— Start RAW RECORDS —

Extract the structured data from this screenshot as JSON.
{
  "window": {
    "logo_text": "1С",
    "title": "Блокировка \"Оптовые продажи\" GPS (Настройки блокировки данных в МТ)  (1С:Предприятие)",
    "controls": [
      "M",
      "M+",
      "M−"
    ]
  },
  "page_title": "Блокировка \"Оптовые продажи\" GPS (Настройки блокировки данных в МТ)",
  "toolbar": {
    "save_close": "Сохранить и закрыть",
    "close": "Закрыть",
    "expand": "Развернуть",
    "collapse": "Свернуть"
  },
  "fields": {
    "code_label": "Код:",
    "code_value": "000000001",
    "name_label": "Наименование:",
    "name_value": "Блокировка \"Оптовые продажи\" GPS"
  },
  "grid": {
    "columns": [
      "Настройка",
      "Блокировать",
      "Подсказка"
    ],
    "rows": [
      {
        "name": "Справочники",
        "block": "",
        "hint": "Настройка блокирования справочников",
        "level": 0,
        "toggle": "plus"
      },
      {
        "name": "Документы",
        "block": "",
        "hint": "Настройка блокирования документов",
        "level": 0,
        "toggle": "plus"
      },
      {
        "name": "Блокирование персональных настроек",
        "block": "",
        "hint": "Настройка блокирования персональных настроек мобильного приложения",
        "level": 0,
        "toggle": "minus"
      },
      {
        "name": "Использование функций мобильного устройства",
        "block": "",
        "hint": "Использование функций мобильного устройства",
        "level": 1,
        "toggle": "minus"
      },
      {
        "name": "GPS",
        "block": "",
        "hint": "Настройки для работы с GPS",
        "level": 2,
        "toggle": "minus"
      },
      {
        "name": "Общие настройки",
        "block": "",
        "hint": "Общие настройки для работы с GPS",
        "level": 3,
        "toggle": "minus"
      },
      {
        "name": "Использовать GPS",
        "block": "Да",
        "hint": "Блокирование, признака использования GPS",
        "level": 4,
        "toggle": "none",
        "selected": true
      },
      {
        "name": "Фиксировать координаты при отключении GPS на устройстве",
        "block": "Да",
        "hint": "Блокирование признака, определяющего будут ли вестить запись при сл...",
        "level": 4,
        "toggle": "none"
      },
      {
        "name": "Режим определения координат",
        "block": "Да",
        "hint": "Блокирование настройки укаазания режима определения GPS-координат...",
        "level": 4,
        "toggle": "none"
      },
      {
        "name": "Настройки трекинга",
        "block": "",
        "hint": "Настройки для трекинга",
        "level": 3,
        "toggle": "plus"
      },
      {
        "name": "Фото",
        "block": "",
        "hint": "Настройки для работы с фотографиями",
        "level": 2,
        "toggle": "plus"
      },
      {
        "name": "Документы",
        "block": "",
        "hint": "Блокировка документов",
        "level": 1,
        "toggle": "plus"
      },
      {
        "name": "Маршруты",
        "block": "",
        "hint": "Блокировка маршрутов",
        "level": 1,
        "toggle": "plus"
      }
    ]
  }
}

— End RAW RECORDS —

■ GIVEN INSTRUCTION
Sift through the entries and copy every line with "Блокирование".

■ FINISHED EXERCISE
        "name": "Блокирование персональных настроек",
        "hint": "Блокирование, признака использования GPS",
        "hint": "Блокирование признака, определяющего будут ли вестить запись при сл...",
        "hint": "Блокирование настройки укаазания режима определения GPS-координат...",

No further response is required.